** begin **

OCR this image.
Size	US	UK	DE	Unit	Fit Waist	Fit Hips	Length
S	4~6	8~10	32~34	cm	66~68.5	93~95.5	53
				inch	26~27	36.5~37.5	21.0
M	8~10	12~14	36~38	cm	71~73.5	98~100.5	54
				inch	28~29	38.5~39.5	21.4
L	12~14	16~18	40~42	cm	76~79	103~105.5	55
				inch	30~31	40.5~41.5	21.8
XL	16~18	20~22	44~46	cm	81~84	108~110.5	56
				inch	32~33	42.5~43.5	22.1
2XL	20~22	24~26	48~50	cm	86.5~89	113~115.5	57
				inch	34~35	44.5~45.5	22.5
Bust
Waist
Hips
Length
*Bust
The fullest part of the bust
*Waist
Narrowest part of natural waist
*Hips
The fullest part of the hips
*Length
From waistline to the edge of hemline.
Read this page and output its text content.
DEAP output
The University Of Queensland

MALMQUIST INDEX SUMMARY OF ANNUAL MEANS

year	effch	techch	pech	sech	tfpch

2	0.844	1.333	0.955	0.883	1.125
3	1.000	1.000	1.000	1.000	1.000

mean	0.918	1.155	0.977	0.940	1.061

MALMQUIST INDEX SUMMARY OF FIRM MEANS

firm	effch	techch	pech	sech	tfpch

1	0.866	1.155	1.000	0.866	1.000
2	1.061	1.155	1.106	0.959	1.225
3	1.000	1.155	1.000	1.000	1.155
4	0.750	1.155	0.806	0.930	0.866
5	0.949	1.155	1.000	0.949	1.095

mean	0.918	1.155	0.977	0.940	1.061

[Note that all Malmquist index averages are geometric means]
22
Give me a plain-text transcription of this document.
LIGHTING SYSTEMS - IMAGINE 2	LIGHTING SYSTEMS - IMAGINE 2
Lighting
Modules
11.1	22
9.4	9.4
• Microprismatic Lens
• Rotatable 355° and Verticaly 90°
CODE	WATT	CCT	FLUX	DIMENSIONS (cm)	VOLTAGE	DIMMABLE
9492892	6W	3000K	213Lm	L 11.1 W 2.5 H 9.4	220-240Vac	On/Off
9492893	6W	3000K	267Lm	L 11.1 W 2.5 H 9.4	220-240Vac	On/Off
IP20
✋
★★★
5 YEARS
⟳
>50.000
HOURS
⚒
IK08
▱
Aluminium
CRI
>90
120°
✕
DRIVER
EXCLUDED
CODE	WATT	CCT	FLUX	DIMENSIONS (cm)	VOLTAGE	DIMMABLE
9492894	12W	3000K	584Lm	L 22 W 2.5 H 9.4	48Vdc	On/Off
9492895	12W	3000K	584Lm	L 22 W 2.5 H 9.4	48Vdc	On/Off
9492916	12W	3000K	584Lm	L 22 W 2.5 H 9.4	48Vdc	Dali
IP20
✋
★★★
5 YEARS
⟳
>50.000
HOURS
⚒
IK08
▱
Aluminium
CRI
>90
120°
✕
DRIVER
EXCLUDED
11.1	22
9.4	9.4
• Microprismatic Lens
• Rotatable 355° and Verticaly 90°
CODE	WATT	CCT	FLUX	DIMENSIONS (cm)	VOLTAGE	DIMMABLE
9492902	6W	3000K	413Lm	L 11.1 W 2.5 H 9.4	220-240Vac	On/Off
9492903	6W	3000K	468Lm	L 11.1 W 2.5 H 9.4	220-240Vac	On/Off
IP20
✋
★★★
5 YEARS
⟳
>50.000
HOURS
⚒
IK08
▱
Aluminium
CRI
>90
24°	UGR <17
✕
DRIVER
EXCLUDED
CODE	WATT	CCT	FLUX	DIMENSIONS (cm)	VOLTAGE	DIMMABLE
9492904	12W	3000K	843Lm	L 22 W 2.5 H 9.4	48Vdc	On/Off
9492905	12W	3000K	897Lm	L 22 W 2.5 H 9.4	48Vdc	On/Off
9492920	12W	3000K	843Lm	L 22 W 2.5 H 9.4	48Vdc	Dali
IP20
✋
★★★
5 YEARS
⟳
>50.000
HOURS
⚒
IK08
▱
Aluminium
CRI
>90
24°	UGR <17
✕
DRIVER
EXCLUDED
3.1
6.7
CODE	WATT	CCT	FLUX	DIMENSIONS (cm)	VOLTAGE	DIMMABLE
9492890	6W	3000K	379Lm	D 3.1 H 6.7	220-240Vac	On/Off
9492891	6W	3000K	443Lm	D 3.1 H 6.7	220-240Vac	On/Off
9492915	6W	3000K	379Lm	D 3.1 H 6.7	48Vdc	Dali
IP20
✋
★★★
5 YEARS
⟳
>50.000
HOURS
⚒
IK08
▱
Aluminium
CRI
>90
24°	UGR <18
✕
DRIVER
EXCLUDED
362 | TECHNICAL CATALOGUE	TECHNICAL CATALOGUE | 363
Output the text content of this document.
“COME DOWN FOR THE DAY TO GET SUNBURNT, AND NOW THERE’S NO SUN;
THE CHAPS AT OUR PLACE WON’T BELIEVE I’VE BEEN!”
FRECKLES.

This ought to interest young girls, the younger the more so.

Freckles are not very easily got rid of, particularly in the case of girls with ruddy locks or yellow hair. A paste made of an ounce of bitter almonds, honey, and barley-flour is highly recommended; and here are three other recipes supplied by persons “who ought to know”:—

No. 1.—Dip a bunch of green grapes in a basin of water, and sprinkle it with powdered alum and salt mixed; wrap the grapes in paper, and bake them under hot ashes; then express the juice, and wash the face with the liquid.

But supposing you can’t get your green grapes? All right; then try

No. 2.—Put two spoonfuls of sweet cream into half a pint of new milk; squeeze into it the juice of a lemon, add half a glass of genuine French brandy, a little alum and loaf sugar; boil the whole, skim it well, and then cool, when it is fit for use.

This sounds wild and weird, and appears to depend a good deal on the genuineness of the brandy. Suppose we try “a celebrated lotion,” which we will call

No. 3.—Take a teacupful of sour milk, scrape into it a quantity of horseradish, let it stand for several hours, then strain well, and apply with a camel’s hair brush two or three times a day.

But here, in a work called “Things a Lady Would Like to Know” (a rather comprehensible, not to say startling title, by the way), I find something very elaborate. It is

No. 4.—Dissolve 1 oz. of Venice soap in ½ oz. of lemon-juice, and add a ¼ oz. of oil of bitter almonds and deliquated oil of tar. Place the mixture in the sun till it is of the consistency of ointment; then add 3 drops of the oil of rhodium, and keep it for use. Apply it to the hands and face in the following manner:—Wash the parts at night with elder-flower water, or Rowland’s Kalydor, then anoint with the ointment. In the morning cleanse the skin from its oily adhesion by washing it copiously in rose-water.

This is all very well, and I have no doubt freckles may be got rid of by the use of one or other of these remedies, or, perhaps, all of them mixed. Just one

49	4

** end **

Task statement =>
Go through the records and copy each line with "text" in it.

Result of this exercise =>
Read this page and output its text content.
Give me a plain-text transcription of this document.
Output the text content of this document.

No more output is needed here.